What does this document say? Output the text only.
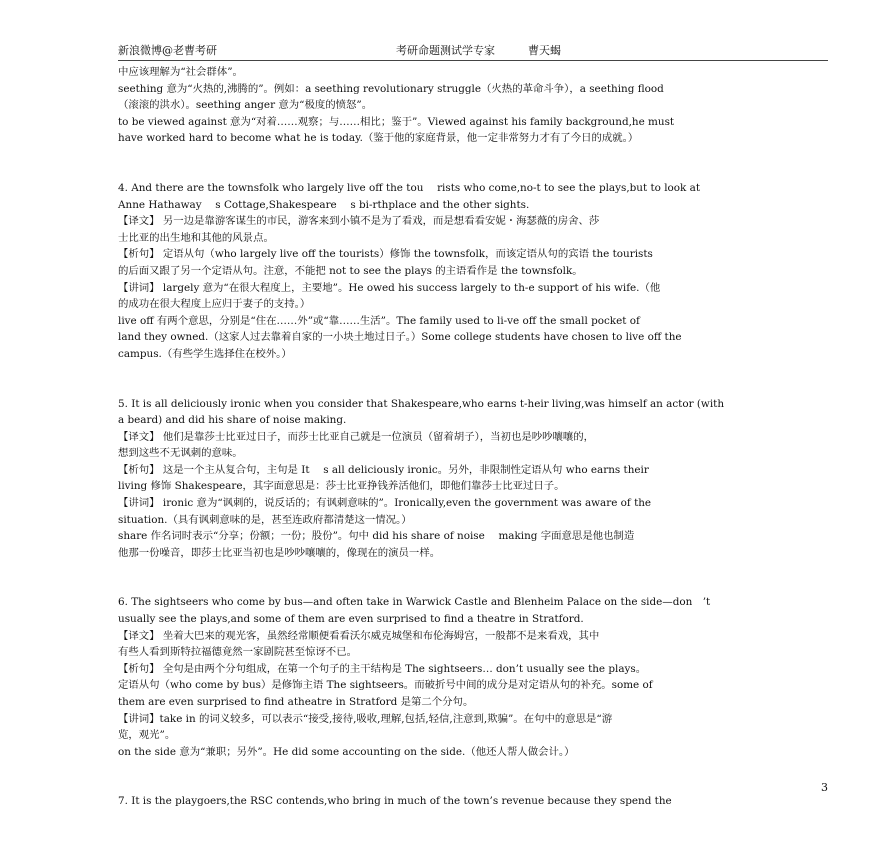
新浪微博@老曹考研	考研命题测试学专家	曹天蝎

中应该理解为“社会群体”。

seething 意为“火热的,沸腾的”。例如：a seething revolutionary struggle（火热的革命斗争），a seething flood

（滚滚的洪水）。seething anger 意为“极度的愤怒”。

to be viewed against 意为“对着……观察；与……相比；鉴于”。Viewed against his family background,he must

have worked hard to become what he is today.（鉴于他的家庭背景，他一定非常努力才有了今日的成就。）

4. And there are the townsfolk who largely live off the tou　 rists who come,no-t to see the plays,but to look at

Anne Hathaway　 s Cottage,Shakespeare　 s bi-rthplace and the other sights.

【译文】 另一边是靠游客谋生的市民，游客来到小镇不是为了看戏，而是想看看安妮・海瑟薇的房舍、莎

士比亚的出生地和其他的风景点。

【析句】 定语从句（who largely live off the tourists）修饰 the townsfolk，而该定语从句的宾语 the tourists

的后面又跟了另一个定语从句。注意，不能把 not to see the plays 的主语看作是 the townsfolk。

【讲词】 largely 意为“在很大程度上，主要地”。He owed his success largely to th-e support of his wife.（他

的成功在很大程度上应归于妻子的支持。）

live off 有两个意思，分别是“住在……外”或“靠……生活”。The family used to li-ve off the small pocket of

land they owned.（这家人过去靠着自家的一小块土地过日子。）Some college students have chosen to live off the

campus.（有些学生选择住在校外。）

5. It is all deliciously ironic when you consider that Shakespeare,who earns t-heir living,was himself an actor (with

a beard) and did his share of noise making.

【译文】 他们是靠莎士比亚过日子，而莎士比亚自己就是一位演员（留着胡子），当初也是吵吵嚷嚷的，

想到这些不无讽刺的意味。

【析句】 这是一个主从复合句，主句是 It　 s all deliciously ironic。另外，非限制性定语从句 who earns their

living 修饰 Shakespeare，其字面意思是：莎士比亚挣钱养活他们，即他们靠莎士比亚过日子。

【讲词】 ironic 意为“讽刺的，说反话的；有讽刺意味的”。Ironically,even the government was aware of the

situation.（具有讽刺意味的是，甚至连政府都清楚这一情况。）

share 作名词时表示“分享；份额；一份；股份”。句中 did his share of noise　 making 字面意思是他也制造

他那一份噪音，即莎士比亚当初也是吵吵嚷嚷的，像现在的演员一样。

6. The sightseers who come by bus—and often take in Warwick Castle and Blenheim Palace on the side—don　’t

usually see the plays,and some of them are even surprised to find a theatre in Stratford.

【译文】 坐着大巴来的观光客，虽然经常顺便看看沃尔威克城堡和布伦海姆宫，一般都不是来看戏，其中

有些人看到斯特拉福德竟然一家剧院甚至惊讶不已。

【析句】 全句是由两个分句组成，在第一个句子的主干结构是 The sightseers… don’t usually see the plays。

定语从句（who come by bus）是修饰主语 The sightseers。而破折号中间的成分是对定语从句的补充。some of

them are even surprised to find atheatre in Stratford 是第二个分句。

【讲词】take in 的词义较多，可以表示“接受,接待,吸收,理解,包括,轻信,注意到,欺骗”。在句中的意思是“游

览，观光”。

on the side 意为“兼职；另外”。He did some accounting on the side.（他还人帮人做会计。）

7. It is the playgoers,the RSC contends,who bring in much of the town’s revenue because they spend the

3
┄┄┄┄┄┄┄┄┄┄┄┄┄┄┄┄┄┄┄┄
*What is being asked*
Each line of the data should be quoted exactly, with pictures left out.

*Exercise result*
What does this document say? Output the text only.
新浪微博@老曹考研	考研命题测试学专家	曹天蝎

中应该理解为“社会群体”。

seething 意为“火热的,沸腾的”。例如：a seething revolutionary struggle（火热的革命斗争），a seething flood

（滚滚的洪水）。seething anger 意为“极度的愤怒”。

to be viewed against 意为“对着……观察；与……相比；鉴于”。Viewed against his family background,he must

have worked hard to become what he is today.（鉴于他的家庭背景，他一定非常努力才有了今日的成就。）

4. And there are the townsfolk who largely live off the tou　 rists who come,no-t to see the plays,but to look at

Anne Hathaway　 s Cottage,Shakespeare　 s bi-rthplace and the other sights.

【译文】 另一边是靠游客谋生的市民，游客来到小镇不是为了看戏，而是想看看安妮・海瑟薇的房舍、莎

士比亚的出生地和其他的风景点。

【析句】 定语从句（who largely live off the tourists）修饰 the townsfolk，而该定语从句的宾语 the tourists

的后面又跟了另一个定语从句。注意，不能把 not to see the plays 的主语看作是 the townsfolk。

【讲词】 largely 意为“在很大程度上，主要地”。He owed his success largely to th-e support of his wife.（他

的成功在很大程度上应归于妻子的支持。）

live off 有两个意思，分别是“住在……外”或“靠……生活”。The family used to li-ve off the small pocket of

land they owned.（这家人过去靠着自家的一小块土地过日子。）Some college students have chosen to live off the

campus.（有些学生选择住在校外。）

5. It is all deliciously ironic when you consider that Shakespeare,who earns t-heir living,was himself an actor (with

a beard) and did his share of noise making.

【译文】 他们是靠莎士比亚过日子，而莎士比亚自己就是一位演员（留着胡子），当初也是吵吵嚷嚷的，

想到这些不无讽刺的意味。

【析句】 这是一个主从复合句，主句是 It　 s all deliciously ironic。另外，非限制性定语从句 who earns their

living 修饰 Shakespeare，其字面意思是：莎士比亚挣钱养活他们，即他们靠莎士比亚过日子。

【讲词】 ironic 意为“讽刺的，说反话的；有讽刺意味的”。Ironically,even the government was aware of the

situation.（具有讽刺意味的是，甚至连政府都清楚这一情况。）

share 作名词时表示“分享；份额；一份；股份”。句中 did his share of noise　 making 字面意思是他也制造

他那一份噪音，即莎士比亚当初也是吵吵嚷嚷的，像现在的演员一样。

6. The sightseers who come by bus—and often take in Warwick Castle and Blenheim Palace on the side—don　’t

usually see the plays,and some of them are even surprised to find a theatre in Stratford.

【译文】 坐着大巴来的观光客，虽然经常顺便看看沃尔威克城堡和布伦海姆宫，一般都不是来看戏，其中

有些人看到斯特拉福德竟然一家剧院甚至惊讶不已。

【析句】 全句是由两个分句组成，在第一个句子的主干结构是 The sightseers… don’t usually see the plays。

定语从句（who come by bus）是修饰主语 The sightseers。而破折号中间的成分是对定语从句的补充。some of

them are even surprised to find atheatre in Stratford 是第二个分句。

【讲词】take in 的词义较多，可以表示“接受,接待,吸收,理解,包括,轻信,注意到,欺骗”。在句中的意思是“游

览，观光”。

on the side 意为“兼职；另外”。He did some accounting on the side.（他还人帮人做会计。）

7. It is the playgoers,the RSC contends,who bring in much of the town’s revenue because they spend the

3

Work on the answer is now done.